* BEGIN *

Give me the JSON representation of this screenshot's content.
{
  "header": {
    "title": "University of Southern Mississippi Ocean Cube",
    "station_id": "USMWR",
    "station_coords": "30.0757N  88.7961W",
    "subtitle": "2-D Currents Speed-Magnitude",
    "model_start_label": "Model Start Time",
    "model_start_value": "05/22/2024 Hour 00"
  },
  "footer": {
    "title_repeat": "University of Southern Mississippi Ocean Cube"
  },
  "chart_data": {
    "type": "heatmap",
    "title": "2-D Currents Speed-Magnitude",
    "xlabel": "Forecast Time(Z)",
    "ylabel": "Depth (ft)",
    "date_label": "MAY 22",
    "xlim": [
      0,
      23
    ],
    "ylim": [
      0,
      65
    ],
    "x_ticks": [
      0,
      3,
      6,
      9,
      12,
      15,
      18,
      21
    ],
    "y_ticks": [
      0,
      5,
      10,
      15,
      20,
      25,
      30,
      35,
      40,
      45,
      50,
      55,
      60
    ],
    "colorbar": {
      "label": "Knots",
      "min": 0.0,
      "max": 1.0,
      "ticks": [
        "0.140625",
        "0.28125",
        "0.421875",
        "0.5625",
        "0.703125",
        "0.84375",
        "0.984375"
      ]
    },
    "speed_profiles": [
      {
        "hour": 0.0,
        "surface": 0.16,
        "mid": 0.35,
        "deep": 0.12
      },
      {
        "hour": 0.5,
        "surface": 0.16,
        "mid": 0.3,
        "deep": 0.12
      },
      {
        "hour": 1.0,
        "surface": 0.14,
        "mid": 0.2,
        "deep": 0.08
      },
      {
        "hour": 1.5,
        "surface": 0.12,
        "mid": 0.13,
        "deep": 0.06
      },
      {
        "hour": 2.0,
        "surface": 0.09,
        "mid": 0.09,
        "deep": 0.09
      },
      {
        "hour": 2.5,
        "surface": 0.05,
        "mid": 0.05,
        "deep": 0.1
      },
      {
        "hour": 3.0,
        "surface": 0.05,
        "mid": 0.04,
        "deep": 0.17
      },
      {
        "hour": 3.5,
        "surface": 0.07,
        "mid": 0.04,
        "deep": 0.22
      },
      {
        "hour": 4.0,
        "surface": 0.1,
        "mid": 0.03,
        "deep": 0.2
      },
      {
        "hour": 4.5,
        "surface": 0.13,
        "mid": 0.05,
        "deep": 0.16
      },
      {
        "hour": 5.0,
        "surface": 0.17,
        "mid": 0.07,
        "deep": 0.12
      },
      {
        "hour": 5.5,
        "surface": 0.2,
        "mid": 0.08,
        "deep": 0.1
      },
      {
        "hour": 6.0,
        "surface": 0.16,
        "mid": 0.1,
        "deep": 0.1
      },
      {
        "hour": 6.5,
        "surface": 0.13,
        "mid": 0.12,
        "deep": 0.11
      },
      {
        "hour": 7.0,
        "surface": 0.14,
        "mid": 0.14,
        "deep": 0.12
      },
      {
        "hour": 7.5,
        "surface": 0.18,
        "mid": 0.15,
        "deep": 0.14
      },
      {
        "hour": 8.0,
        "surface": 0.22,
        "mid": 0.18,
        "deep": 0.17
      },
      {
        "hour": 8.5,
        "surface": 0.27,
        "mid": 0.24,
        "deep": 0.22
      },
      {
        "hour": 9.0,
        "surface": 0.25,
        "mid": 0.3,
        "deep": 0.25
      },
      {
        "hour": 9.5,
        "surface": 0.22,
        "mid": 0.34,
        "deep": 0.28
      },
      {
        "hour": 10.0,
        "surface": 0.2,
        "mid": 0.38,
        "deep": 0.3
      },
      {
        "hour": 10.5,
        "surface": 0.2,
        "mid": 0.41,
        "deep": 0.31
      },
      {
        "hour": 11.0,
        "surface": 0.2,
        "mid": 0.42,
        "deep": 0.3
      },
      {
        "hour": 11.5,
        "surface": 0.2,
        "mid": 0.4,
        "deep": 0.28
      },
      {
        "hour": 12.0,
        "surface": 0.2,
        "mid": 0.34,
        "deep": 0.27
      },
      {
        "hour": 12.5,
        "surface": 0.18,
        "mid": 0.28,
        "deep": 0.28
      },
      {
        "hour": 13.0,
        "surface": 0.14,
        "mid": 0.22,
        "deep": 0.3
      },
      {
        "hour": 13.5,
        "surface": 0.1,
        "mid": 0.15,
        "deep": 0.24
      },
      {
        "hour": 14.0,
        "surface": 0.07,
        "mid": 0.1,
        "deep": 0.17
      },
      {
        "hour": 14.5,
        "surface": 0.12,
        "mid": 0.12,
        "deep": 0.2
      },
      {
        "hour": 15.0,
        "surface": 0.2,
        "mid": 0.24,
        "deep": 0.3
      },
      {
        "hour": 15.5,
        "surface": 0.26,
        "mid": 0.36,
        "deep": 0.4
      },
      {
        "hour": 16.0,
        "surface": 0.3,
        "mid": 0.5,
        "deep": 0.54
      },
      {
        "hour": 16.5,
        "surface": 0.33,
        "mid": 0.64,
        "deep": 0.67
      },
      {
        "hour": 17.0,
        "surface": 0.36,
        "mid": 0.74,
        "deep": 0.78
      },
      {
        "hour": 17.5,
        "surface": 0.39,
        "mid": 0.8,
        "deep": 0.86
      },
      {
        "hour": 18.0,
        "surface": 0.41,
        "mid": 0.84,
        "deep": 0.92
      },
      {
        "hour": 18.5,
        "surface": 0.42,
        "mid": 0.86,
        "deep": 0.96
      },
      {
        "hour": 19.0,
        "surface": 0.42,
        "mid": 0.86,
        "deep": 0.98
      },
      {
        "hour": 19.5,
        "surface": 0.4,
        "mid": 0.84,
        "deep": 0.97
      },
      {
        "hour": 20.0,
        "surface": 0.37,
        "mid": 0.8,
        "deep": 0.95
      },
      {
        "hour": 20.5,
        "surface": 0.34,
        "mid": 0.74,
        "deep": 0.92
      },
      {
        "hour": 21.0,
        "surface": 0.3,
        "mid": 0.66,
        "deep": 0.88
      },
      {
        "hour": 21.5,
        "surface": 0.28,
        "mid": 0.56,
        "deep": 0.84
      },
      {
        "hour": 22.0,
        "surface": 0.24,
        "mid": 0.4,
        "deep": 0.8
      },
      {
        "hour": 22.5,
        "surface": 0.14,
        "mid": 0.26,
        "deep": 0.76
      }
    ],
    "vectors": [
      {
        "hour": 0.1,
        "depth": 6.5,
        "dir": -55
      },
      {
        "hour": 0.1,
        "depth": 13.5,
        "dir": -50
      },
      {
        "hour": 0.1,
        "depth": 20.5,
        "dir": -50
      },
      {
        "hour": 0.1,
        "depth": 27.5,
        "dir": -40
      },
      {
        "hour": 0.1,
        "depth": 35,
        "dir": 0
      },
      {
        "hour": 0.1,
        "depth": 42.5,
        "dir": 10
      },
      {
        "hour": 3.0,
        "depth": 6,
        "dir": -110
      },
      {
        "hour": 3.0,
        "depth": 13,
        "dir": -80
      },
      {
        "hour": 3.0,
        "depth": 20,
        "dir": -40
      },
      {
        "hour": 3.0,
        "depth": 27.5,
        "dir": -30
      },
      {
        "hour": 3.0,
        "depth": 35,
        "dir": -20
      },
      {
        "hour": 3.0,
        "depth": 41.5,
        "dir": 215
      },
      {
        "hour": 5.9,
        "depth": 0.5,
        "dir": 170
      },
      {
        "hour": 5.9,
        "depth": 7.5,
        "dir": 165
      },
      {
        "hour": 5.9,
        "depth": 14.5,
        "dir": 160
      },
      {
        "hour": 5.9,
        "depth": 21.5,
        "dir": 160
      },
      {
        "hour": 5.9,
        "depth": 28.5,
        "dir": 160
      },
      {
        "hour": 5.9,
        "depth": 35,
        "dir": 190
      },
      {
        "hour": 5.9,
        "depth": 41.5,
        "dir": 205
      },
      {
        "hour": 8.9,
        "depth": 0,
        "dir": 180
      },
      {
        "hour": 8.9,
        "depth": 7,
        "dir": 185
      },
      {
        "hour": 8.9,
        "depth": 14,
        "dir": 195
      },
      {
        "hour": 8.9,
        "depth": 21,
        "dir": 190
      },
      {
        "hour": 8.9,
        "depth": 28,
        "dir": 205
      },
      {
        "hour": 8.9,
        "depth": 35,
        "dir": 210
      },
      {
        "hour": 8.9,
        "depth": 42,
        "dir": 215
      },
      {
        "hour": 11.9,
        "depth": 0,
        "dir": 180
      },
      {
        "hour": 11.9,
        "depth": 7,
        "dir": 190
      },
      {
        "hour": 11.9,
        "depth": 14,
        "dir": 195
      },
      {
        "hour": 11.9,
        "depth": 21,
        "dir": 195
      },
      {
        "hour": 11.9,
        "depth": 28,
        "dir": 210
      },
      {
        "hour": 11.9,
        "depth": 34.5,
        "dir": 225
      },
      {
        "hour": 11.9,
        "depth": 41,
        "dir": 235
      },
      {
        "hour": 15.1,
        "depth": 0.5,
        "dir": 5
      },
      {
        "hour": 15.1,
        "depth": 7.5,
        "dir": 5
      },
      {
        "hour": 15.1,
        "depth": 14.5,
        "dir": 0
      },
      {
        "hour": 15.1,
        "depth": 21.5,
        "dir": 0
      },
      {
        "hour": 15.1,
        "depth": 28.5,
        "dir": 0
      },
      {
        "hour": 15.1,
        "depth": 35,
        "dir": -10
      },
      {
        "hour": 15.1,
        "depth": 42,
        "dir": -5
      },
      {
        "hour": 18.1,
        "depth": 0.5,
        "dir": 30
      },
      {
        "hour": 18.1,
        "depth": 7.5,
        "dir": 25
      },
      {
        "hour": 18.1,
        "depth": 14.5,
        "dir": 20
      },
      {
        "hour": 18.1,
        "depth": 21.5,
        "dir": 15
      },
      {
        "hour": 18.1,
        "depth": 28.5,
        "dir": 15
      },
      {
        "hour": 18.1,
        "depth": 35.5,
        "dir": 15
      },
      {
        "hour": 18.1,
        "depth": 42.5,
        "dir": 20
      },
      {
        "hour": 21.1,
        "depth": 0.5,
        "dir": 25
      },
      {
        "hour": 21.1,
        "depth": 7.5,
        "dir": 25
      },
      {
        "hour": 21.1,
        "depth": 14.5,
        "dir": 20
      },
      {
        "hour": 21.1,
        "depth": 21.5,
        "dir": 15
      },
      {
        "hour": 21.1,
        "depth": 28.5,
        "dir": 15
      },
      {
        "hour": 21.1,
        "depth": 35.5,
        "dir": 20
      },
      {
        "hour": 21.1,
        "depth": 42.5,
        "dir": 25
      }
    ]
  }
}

* END *

### INSTRUCTIONS FOR THE TASK
Copy each line of the preceding data that contains the string "Ocean".

### EXERCISE ANSWER
    "title": "University of Southern Mississippi Ocean Cube",
    "title_repeat": "University of Southern Mississippi Ocean Cube"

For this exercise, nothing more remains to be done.